___ DATA FOR THE TASK
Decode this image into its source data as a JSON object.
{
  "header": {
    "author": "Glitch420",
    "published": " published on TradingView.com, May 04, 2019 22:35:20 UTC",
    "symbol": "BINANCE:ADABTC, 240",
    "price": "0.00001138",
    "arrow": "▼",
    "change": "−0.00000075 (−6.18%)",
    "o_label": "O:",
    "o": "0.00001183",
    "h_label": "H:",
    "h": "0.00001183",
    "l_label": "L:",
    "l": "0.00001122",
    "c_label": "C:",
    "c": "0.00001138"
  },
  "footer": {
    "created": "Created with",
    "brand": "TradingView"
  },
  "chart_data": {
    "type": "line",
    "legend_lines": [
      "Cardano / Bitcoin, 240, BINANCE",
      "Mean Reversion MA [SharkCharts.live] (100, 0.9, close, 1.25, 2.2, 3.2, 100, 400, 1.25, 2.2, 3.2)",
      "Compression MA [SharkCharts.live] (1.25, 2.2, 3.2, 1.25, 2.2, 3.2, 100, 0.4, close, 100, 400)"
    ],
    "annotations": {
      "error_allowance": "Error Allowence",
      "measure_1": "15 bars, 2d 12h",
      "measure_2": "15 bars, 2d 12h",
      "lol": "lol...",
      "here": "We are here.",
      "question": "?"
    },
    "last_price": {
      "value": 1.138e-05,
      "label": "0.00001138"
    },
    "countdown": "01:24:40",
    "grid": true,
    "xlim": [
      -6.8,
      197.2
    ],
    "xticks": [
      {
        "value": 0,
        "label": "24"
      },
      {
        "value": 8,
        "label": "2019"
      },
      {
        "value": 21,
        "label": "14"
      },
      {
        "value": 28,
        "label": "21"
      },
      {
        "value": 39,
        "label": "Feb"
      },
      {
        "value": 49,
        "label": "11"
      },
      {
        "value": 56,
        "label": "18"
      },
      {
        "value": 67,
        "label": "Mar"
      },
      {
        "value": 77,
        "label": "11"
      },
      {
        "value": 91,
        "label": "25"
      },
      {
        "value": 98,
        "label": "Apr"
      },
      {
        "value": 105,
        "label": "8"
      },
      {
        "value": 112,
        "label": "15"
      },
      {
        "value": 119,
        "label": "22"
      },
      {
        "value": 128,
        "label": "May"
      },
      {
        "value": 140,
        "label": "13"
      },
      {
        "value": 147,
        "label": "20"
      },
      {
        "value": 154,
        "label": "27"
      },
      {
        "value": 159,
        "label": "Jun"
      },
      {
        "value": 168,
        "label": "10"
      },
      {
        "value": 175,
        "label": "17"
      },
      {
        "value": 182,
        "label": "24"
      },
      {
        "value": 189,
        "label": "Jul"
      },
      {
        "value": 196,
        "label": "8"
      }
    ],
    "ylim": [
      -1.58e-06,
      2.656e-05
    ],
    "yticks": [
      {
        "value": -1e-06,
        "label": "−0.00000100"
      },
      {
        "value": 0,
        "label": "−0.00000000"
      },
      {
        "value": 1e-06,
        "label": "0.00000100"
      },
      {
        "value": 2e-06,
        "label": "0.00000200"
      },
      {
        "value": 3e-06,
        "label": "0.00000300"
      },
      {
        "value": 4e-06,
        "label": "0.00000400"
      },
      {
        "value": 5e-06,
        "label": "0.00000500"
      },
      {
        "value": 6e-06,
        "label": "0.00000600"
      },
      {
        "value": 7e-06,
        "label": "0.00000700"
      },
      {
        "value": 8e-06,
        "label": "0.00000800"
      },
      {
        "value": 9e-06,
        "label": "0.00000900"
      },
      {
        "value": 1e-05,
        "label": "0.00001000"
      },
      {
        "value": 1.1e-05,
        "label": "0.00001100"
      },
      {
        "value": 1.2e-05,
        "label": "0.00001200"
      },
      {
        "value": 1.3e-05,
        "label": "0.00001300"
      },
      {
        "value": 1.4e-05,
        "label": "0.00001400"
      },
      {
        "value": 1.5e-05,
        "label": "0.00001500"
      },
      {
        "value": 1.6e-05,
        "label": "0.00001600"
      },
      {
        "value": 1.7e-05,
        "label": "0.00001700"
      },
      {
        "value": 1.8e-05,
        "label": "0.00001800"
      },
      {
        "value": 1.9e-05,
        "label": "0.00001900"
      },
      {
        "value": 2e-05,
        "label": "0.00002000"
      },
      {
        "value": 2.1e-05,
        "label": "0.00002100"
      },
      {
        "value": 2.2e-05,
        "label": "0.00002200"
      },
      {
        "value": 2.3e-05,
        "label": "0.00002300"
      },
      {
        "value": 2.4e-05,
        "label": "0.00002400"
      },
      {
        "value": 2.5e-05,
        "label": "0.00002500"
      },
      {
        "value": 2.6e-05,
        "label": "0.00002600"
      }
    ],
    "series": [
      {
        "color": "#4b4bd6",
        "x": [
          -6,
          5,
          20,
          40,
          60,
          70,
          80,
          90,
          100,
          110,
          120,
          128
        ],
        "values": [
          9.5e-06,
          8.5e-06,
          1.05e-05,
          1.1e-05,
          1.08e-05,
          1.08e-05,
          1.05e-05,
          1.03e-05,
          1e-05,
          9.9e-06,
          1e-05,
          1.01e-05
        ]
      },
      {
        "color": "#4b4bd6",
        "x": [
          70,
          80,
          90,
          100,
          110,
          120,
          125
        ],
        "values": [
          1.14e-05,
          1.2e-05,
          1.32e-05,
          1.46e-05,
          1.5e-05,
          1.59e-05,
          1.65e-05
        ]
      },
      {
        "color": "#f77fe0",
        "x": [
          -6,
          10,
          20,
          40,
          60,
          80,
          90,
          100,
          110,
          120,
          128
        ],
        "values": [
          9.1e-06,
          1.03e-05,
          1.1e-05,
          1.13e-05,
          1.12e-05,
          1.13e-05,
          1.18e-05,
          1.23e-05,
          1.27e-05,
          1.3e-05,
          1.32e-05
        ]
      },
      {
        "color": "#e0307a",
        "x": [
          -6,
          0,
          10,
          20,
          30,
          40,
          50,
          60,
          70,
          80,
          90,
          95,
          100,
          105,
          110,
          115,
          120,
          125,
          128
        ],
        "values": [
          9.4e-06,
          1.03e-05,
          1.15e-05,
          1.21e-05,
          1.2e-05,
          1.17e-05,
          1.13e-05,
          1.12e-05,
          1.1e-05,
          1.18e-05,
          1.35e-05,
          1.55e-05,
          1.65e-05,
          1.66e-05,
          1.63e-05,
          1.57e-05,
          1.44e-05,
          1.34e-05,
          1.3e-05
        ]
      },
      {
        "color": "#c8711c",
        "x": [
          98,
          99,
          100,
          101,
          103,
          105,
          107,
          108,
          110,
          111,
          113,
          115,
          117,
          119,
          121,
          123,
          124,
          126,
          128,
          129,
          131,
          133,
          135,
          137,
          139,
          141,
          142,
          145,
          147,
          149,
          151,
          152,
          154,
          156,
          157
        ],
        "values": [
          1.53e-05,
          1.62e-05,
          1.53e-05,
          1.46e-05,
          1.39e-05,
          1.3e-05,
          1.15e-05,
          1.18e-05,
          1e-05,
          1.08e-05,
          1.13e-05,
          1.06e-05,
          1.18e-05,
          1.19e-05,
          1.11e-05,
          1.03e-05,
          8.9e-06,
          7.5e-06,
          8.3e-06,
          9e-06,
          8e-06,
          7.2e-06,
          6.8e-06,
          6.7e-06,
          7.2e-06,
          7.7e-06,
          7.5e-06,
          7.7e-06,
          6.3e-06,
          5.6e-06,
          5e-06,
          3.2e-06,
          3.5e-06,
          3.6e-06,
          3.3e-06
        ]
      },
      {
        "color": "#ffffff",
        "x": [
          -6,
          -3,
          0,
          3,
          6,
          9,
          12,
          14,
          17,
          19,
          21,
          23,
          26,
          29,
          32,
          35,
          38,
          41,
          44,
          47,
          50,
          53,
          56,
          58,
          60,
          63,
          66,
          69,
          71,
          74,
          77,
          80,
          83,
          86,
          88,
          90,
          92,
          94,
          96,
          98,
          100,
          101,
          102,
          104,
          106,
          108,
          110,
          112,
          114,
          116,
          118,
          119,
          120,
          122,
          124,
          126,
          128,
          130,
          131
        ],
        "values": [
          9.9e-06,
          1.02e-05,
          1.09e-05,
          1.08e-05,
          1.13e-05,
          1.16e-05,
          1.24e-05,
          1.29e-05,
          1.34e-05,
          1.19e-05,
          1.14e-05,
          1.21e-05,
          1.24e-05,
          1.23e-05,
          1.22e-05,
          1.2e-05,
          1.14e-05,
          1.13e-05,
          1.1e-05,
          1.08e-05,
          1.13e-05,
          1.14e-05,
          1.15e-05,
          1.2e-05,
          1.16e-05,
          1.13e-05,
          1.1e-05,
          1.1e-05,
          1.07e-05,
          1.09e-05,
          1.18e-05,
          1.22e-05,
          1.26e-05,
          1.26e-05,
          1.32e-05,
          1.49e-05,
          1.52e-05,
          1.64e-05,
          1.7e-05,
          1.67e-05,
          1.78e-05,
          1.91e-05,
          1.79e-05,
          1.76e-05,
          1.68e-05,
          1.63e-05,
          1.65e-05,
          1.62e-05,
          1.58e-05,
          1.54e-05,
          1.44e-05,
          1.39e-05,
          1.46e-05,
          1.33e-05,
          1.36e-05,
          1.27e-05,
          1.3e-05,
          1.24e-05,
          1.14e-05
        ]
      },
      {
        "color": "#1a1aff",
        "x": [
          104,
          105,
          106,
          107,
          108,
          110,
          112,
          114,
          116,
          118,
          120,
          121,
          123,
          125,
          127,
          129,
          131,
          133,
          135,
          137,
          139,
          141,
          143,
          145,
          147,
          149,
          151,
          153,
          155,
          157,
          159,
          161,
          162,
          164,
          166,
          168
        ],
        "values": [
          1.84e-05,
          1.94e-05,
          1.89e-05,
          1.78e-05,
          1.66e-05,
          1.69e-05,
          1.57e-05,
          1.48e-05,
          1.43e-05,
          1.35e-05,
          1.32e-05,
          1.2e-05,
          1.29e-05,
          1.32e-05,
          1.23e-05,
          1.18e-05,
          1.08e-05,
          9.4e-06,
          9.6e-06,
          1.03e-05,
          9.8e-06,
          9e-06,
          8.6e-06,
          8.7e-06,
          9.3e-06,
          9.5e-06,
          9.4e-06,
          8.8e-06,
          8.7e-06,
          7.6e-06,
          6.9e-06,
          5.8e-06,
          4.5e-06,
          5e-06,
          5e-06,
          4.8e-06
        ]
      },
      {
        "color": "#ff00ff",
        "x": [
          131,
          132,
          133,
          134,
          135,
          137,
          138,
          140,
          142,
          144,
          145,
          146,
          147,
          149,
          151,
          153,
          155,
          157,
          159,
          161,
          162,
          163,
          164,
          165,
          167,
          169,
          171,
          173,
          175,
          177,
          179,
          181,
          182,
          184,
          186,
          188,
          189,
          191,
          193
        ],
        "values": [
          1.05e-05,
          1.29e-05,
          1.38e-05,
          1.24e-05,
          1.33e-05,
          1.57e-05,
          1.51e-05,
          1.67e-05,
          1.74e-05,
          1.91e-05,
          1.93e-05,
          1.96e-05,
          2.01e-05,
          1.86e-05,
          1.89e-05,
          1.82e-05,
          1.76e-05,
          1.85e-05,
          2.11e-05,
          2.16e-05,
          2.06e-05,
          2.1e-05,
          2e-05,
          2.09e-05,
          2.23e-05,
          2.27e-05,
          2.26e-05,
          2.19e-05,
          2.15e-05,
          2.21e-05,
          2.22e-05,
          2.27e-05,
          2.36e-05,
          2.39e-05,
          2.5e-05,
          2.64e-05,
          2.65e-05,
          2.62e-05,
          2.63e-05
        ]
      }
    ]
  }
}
______
= PROBLEM TO WORK ON =
Look above for every line with the word "live" and copy it.

= SOLVED EXERCISE =
      "Mean Reversion MA [SharkCharts.live] (100, 0.9, close, 1.25, 2.2, 3.2, 100, 400, 1.25, 2.2, 3.2)",
      "Compression MA [SharkCharts.live] (1.25, 2.2, 3.2, 1.25, 2.2, 3.2, 100, 0.4, close, 100, 400)"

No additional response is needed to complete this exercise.